(DOCUMENT SECTION):
Content starts
The longer barreled heavy revolver is not concealed either but is carried in a car for around town driving, or holster when moving about my property. From the bedside extra weight and length is not an issue but an asset. Again the Remington 158gr hpt works well as defensive from this platform.
In the smaller revolver the 125 gr will have better velocity but will it penetrate better? Probably not. I do know for a fact that after bullet placement, penetration is primary, then expansion. For my self defense I want to know that my bullet will penetrate to the vitals in any circumstance.
In the end I trust the 158gr loading to perform reliably under more circumstances with more varied weapons platforms than the 125gr hpt.
Let it be noted that I do not feel that the 125gr hpt is an inadequate round, far from it. It is an excellent choice, as would be any .357 mag loading.
I have enjoyed the discussion.
PS: Marv if you have bear problems, might I suggest a .375 H&H mag, using 300 gr nosler partions. I think the .357 might be light for that use.
July 17th, 2008 09:47 AM
158 gr. Black Hills and 158 gr. Buffalo Bore (although it's really tough to go wrong with any .357 Mag).
Freedom of speech does not excuse those who are free from thought.
July 17th, 2008 09:49 AM
Originally Posted by Hamour
It's that first part about large exit wounds that bother me about the 158 gr.. My application is different than yours, obviously. That's exactly what I DON'T want.
I carry primarily in large crouds to protect guest speakers from around the world from harm. I also patrol an area where children's events are happening. I may have to fire in a croud of 2-3000 men, women and children.
Of course, I carry other places and have the gun at home as well. I carry a 340 M&P like SnubMan does.
Penetration is, of course a prime consideration after bullet placement. But I maintain that the .357 is by it's very nature adequate for penetration in a human target. The problem, as I see it, is over penetration. This is prcisely where the rapid expansion of the 125 gr. bullets is desirable.
I don't live in the country any more. I only wish I did. I envy you. If I did, the 158 gr. would be my primary choice as well.
I used to carry a kit gun when flying the bush in Alaska. It wasn't a .357. It wouldn't be my first choice now as it wasn't my first choice then. I will say that we had more trouble by far with black bear attacks than we did with the dreaded grizzly bear. A .357 would be not a bad choice for them - but not, of course, the 1st choice.
Content ends
Dataset entries
Content starts
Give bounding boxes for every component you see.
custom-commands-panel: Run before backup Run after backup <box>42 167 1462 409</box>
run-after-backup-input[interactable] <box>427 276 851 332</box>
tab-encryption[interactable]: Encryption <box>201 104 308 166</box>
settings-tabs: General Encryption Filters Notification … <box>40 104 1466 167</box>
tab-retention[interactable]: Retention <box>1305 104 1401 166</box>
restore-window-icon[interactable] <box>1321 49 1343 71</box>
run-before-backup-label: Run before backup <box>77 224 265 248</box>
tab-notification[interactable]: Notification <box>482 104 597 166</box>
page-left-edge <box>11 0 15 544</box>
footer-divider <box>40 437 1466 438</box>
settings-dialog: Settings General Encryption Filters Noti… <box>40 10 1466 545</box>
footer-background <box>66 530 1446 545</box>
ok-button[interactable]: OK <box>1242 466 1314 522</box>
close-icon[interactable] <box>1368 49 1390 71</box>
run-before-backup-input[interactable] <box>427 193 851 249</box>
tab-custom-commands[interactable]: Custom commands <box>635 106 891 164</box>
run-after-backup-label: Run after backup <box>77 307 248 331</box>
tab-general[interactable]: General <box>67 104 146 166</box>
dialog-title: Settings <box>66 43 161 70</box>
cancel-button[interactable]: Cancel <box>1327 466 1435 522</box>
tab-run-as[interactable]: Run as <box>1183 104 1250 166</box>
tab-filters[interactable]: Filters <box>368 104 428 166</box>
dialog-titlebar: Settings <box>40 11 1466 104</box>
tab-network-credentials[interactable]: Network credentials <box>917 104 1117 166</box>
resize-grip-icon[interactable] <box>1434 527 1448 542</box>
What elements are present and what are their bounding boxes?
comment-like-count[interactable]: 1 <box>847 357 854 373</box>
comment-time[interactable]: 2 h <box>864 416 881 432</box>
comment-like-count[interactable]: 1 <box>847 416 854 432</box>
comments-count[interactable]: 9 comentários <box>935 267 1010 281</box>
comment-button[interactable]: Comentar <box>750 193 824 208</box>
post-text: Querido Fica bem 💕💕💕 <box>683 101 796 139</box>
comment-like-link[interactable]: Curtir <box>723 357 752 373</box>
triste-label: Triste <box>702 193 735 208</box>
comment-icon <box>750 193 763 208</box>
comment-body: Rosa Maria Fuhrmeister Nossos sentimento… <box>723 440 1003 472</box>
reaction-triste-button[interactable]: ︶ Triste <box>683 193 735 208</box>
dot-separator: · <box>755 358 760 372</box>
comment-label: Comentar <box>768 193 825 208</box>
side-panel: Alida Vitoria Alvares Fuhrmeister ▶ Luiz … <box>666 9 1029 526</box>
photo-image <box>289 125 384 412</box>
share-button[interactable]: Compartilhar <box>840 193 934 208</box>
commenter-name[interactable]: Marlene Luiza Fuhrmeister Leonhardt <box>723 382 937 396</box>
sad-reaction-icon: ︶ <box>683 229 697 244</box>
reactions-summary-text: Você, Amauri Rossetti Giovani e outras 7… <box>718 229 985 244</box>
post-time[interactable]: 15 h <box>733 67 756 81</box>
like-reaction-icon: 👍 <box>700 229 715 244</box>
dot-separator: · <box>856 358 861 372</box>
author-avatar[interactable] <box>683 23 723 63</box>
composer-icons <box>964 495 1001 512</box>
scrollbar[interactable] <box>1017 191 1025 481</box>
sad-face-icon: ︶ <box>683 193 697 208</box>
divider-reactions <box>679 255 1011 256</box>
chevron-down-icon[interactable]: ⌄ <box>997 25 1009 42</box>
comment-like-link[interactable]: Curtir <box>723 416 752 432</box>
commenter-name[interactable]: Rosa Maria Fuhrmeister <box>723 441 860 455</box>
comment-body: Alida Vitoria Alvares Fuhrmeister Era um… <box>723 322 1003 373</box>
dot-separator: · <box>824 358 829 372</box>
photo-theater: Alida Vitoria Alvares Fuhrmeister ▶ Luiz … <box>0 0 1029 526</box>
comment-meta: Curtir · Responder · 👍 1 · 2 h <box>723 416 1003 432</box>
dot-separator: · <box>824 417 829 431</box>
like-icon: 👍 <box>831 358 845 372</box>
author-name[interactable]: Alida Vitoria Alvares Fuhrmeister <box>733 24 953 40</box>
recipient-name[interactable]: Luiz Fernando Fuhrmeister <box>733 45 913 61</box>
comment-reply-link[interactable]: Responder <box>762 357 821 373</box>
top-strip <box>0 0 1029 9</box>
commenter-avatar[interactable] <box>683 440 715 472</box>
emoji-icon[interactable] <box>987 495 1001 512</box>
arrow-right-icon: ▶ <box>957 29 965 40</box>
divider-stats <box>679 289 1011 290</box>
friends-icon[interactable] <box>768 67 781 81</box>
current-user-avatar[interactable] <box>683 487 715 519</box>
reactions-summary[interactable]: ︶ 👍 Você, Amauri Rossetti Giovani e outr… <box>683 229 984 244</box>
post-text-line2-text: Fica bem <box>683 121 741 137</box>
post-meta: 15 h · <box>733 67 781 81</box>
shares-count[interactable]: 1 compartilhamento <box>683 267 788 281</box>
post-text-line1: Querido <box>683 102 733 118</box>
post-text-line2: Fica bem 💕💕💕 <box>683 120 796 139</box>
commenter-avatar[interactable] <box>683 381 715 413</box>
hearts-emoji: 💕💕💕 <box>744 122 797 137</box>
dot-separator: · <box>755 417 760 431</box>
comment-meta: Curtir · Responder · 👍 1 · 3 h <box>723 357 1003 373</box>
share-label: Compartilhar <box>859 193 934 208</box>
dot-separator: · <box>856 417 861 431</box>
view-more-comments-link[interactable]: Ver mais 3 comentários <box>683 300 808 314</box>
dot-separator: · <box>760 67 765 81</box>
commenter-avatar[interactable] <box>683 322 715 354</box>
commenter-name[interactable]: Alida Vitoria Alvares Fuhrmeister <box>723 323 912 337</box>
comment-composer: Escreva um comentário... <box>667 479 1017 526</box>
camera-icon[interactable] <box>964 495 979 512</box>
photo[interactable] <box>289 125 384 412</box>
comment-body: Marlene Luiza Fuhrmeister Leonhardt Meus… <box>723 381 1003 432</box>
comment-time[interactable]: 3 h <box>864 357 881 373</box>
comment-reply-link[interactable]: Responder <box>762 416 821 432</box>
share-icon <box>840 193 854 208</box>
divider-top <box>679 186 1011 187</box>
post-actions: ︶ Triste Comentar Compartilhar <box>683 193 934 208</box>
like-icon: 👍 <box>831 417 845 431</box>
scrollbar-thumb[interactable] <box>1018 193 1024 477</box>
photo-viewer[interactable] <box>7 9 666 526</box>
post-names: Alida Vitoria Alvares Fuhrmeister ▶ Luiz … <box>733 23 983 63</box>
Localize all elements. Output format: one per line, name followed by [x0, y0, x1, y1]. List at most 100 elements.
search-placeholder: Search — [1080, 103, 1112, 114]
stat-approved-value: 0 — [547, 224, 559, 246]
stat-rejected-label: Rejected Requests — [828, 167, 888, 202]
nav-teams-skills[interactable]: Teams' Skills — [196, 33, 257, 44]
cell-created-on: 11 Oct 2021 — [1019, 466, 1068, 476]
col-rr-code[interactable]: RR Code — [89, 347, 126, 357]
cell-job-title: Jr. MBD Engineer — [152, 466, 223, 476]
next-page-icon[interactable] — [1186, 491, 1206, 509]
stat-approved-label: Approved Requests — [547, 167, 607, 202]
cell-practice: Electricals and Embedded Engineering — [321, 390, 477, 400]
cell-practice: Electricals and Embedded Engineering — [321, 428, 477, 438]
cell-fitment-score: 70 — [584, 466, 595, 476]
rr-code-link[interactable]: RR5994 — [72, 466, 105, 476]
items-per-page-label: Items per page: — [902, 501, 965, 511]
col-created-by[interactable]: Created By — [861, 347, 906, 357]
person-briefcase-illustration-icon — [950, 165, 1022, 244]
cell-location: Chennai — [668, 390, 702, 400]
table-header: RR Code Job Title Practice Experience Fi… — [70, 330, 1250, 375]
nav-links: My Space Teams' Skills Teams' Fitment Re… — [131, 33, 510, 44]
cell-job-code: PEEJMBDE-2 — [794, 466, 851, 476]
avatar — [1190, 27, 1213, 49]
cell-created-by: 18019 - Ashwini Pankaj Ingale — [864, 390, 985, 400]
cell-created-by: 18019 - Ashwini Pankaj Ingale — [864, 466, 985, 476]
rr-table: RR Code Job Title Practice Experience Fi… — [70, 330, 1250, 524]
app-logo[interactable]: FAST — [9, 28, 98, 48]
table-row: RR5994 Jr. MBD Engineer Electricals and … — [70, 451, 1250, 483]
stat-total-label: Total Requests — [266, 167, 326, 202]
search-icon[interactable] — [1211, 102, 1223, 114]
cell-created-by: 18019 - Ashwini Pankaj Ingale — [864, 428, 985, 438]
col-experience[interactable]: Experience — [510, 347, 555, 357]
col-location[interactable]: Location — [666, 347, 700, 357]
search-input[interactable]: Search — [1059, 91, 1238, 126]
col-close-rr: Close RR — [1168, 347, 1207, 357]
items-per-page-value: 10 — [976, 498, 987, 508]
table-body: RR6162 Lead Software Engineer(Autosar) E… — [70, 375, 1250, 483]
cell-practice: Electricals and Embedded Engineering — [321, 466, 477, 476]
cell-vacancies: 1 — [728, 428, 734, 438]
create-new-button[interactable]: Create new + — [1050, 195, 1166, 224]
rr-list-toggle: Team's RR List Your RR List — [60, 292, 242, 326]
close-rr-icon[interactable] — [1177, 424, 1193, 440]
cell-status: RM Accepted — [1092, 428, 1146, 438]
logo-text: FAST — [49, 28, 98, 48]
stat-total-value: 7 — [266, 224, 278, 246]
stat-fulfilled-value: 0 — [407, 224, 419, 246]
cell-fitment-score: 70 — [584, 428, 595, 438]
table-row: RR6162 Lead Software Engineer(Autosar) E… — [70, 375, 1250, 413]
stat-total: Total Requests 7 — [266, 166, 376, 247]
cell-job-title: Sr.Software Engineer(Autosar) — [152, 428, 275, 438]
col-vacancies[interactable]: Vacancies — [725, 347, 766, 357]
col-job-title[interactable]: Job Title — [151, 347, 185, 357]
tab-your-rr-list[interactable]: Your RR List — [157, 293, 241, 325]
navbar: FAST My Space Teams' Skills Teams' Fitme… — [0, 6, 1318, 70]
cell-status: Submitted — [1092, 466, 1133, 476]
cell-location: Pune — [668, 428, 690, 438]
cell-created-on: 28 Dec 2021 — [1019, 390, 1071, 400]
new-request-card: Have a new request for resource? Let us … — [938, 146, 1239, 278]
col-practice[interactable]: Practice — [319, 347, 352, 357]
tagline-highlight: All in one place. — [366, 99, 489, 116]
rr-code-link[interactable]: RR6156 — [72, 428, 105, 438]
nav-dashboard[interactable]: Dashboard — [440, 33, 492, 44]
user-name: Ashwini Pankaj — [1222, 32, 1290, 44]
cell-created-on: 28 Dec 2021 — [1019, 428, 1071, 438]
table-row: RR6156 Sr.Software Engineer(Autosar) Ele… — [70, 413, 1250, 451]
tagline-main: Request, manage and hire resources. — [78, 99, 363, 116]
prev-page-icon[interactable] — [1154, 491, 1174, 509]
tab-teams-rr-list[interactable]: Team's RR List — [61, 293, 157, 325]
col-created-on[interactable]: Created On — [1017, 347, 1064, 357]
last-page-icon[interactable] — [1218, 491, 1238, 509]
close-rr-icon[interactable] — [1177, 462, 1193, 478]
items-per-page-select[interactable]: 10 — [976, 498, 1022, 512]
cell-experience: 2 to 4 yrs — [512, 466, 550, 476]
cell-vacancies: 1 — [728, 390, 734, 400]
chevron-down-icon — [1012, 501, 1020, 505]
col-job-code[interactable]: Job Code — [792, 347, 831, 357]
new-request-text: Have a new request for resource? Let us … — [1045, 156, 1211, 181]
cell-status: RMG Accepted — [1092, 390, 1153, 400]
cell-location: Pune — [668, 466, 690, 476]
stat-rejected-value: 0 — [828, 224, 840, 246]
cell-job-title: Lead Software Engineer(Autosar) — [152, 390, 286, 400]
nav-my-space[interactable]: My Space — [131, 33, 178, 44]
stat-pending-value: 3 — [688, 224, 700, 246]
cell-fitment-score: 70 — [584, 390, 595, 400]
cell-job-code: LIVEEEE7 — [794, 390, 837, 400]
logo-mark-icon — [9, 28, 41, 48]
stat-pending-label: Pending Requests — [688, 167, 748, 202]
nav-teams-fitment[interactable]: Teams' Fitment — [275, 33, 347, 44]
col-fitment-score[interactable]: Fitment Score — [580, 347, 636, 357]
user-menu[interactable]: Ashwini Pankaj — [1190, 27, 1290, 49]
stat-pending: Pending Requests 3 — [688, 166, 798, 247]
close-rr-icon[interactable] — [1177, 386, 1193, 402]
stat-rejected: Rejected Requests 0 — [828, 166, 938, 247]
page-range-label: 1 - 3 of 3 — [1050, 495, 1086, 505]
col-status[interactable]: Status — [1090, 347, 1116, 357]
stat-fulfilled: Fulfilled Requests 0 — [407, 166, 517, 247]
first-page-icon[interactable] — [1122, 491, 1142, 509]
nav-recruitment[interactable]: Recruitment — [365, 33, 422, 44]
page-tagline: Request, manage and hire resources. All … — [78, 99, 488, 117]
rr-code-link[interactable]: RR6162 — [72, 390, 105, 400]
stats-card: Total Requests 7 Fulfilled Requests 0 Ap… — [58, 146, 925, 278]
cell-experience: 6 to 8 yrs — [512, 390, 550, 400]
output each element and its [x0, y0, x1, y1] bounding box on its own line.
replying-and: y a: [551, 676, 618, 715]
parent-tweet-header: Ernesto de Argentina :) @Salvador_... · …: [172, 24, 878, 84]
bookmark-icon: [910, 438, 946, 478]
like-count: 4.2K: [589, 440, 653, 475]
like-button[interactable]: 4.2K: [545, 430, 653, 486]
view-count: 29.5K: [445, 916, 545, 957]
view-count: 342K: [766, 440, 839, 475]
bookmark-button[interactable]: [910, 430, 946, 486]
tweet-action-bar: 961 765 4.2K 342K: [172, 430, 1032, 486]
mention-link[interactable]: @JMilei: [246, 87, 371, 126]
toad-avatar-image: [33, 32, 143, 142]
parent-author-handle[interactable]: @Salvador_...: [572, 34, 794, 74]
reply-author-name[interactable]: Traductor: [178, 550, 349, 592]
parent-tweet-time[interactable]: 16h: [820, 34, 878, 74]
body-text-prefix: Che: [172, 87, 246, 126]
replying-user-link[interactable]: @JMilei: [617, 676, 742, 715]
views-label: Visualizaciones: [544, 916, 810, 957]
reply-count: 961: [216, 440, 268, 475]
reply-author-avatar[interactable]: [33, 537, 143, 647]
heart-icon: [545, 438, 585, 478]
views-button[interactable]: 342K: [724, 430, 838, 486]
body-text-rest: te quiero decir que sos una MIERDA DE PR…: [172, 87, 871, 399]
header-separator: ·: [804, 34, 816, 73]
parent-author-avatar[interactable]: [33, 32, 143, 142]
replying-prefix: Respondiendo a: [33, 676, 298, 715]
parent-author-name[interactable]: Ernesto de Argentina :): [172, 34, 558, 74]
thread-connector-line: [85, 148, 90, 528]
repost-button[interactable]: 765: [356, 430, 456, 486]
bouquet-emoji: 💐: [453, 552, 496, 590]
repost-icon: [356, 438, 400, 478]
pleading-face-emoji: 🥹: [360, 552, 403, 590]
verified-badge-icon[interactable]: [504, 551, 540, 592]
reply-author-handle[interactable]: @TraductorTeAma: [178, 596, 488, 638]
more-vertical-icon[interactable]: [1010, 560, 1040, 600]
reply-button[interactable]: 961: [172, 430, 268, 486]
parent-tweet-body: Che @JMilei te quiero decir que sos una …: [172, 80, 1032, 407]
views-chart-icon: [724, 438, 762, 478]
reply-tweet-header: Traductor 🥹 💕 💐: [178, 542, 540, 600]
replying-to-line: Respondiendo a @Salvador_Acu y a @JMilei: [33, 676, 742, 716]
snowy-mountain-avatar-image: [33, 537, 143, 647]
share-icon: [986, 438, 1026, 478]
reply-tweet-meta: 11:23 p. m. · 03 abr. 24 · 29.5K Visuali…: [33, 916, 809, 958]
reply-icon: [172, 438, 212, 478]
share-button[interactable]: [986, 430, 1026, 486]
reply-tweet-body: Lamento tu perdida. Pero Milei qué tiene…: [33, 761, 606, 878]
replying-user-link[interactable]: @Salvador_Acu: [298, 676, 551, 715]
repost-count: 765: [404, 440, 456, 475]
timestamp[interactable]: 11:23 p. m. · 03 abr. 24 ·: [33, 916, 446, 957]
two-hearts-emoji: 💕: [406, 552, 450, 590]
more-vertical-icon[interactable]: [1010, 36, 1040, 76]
Content ends
(WORK REQUEST 1): From the revolver ammunition discussion, reproduce the passage that begins at the words "I don't live" and stops after "the 1st choice.".
(WORK REQUEST 2): In the revolver ammunition discussion, which gun does the poster who guards guest speakers in large crowds say he carries?
(WORK REQUEST 3): Please pick up the revolver ammunition discussion after its last sentence and keep it going.

(WRITTEN ANSWER 1):
I don't live in the country any more. I only wish I did. I envy you. If I did, the 158 gr. would be my primary choice as well.
I used to carry a kit gun when flying the bush in Alaska. It wasn't a .357. It wouldn't be my first choice now as it wasn't my first choice then. I will say that we had more trouble by far with black bear attacks than we did with the dreaded grizzly bear. A .357 would be not a bad choice for them - but not, of course, the 1st choice.

(WRITTEN ANSWER 2): A 340 M&P.

(WRITTEN ANSWER 3):
I've enjoyed the discussion as well. And, again, no argumentative attitude was meant by my post to SnubMan about the superiority of the 125 gr. bullets for carry.
God bless you! Shoot a wild hog for me.
July 17th, 2008 09:59 AM
I guess Marv that is why the .357 is so great. It can be made to work well in so many situations.
Here is my son on hog patrol the other night
and his reward
He says keep them pistol calibers and he will use the .308 or 30-06
July 17th, 2008 11:07 AM
And, I use plain-Jane Remington 125grn SJHP's in my GP-100. When I've tested them vs. denim-covered waterjugs, they have expanded nicely, and would usually pentrate into the third jug.
I'm not a Silvertip fan; when I did the same test, they would usually fragment badly and stop in the 2nd jug.
There are no dangerous weapons; there are only dangerous men.--RAH
...man fights with his mind; the weapons are incidental.--Jeff Cooper
There is a reason they try and make small bullets act like big bullets--Glockmann10mm
July 21st, 2008 02:21 AM
When I'm toting one of my .357s, I stoke it with the Winchester 145 grain Silvertip.
I'll take a .45 and a large side of JHPs, please.
August 6th, 2008 05:01 PM
I picked up a GP100 today primarily for home defense. Thanks to all for the excellent advice on .357 ammo. This is a great forum.
"To disarm the people is the best and most effective way to enslave them."
"Gun control is a job-safety program for criminals."